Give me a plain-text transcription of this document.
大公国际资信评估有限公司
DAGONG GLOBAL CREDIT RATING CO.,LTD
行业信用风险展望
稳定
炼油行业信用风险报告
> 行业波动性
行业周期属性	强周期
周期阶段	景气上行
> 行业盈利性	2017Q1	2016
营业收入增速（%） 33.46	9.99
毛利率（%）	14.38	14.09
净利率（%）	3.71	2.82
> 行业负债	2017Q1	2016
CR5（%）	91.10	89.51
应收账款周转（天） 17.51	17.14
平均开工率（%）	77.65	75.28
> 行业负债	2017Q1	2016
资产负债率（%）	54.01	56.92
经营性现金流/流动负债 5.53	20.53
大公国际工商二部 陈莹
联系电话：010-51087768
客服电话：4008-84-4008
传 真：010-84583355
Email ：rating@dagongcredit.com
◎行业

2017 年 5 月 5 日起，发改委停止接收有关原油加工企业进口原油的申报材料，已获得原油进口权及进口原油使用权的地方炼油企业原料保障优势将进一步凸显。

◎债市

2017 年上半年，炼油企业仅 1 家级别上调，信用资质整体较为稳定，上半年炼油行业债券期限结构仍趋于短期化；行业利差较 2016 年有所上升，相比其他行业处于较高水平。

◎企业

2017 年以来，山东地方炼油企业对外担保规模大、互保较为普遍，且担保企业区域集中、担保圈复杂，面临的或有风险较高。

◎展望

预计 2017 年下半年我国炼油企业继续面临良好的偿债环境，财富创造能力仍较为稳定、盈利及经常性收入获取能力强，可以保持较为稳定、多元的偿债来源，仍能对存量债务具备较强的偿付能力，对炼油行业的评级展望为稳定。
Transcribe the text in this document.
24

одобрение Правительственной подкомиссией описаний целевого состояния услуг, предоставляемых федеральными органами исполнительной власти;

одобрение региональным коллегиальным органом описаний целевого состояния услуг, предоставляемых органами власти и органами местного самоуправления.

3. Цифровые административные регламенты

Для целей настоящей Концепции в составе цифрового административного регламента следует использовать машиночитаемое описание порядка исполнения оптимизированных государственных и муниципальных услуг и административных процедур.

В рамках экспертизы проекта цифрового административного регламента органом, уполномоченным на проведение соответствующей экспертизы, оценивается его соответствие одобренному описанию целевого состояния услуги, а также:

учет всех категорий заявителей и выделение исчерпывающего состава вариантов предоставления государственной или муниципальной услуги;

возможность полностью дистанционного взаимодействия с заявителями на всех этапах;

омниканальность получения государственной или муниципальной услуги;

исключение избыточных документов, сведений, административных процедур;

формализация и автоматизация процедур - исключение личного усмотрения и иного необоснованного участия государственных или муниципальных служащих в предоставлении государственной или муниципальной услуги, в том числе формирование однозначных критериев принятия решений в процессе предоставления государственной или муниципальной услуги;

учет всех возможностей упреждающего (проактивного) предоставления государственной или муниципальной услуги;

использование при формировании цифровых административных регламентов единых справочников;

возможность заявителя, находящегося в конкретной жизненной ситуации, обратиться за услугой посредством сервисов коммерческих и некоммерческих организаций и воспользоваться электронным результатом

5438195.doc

***

**Directive:** Output all of the material, please, exactly as it stands.

**Answer for this exercise:**
Give me a plain-text transcription of this document.
大公国际资信评估有限公司
DAGONG GLOBAL CREDIT RATING CO.,LTD
行业信用风险展望
稳定
炼油行业信用风险报告
> 行业波动性
行业周期属性	强周期
周期阶段	景气上行
> 行业盈利性	2017Q1	2016
营业收入增速（%） 33.46	9.99
毛利率（%）	14.38	14.09
净利率（%）	3.71	2.82
> 行业负债	2017Q1	2016
CR5（%）	91.10	89.51
应收账款周转（天） 17.51	17.14
平均开工率（%）	77.65	75.28
> 行业负债	2017Q1	2016
资产负债率（%）	54.01	56.92
经营性现金流/流动负债 5.53	20.53
大公国际工商二部 陈莹
联系电话：010-51087768
客服电话：4008-84-4008
传 真：010-84583355
Email ：rating@dagongcredit.com
◎行业

2017 年 5 月 5 日起，发改委停止接收有关原油加工企业进口原油的申报材料，已获得原油进口权及进口原油使用权的地方炼油企业原料保障优势将进一步凸显。

◎债市

2017 年上半年，炼油企业仅 1 家级别上调，信用资质整体较为稳定，上半年炼油行业债券期限结构仍趋于短期化；行业利差较 2016 年有所上升，相比其他行业处于较高水平。

◎企业

2017 年以来，山东地方炼油企业对外担保规模大、互保较为普遍，且担保企业区域集中、担保圈复杂，面临的或有风险较高。

◎展望

预计 2017 年下半年我国炼油企业继续面临良好的偿债环境，财富创造能力仍较为稳定、盈利及经常性收入获取能力强，可以保持较为稳定、多元的偿债来源，仍能对存量债务具备较强的偿付能力，对炼油行业的评级展望为稳定。
Transcribe the text in this document.
24

одобрение Правительственной подкомиссией описаний целевого состояния услуг, предоставляемых федеральными органами исполнительной власти;

одобрение региональным коллегиальным органом описаний целевого состояния услуг, предоставляемых органами власти и органами местного самоуправления.

3. Цифровые административные регламенты

Для целей настоящей Концепции в составе цифрового административного регламента следует использовать машиночитаемое описание порядка исполнения оптимизированных государственных и муниципальных услуг и административных процедур.

В рамках экспертизы проекта цифрового административного регламента органом, уполномоченным на проведение соответствующей экспертизы, оценивается его соответствие одобренному описанию целевого состояния услуги, а также:

учет всех категорий заявителей и выделение исчерпывающего состава вариантов предоставления государственной или муниципальной услуги;

возможность полностью дистанционного взаимодействия с заявителями на всех этапах;

омниканальность получения государственной или муниципальной услуги;

исключение избыточных документов, сведений, административных процедур;

формализация и автоматизация процедур - исключение личного усмотрения и иного необоснованного участия государственных или муниципальных служащих в предоставлении государственной или муниципальной услуги, в том числе формирование однозначных критериев принятия решений в процессе предоставления государственной или муниципальной услуги;

учет всех возможностей упреждающего (проактивного) предоставления государственной или муниципальной услуги;

использование при формировании цифровых административных регламентов единых справочников;

возможность заявителя, находящегося в конкретной жизненной ситуации, обратиться за услугой посредством сервисов коммерческих и некоммерческих организаций и воспользоваться электронным результатом

5438195.doc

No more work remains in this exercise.